▶ Work to do: From the entries provided below, copy each line that contains the word "Количество".

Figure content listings

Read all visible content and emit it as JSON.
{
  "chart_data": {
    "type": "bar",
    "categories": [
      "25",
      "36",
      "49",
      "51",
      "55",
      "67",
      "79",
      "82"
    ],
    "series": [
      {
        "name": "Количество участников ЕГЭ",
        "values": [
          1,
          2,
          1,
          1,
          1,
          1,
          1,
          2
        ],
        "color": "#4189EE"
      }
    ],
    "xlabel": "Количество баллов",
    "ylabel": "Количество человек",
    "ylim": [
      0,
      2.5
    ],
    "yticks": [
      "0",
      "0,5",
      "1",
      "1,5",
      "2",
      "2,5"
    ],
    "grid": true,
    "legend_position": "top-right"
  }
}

▶ Written response:
        "name": "Количество участников ЕГЭ",
    "xlabel": "Количество баллов",
    "ylabel": "Количество человек",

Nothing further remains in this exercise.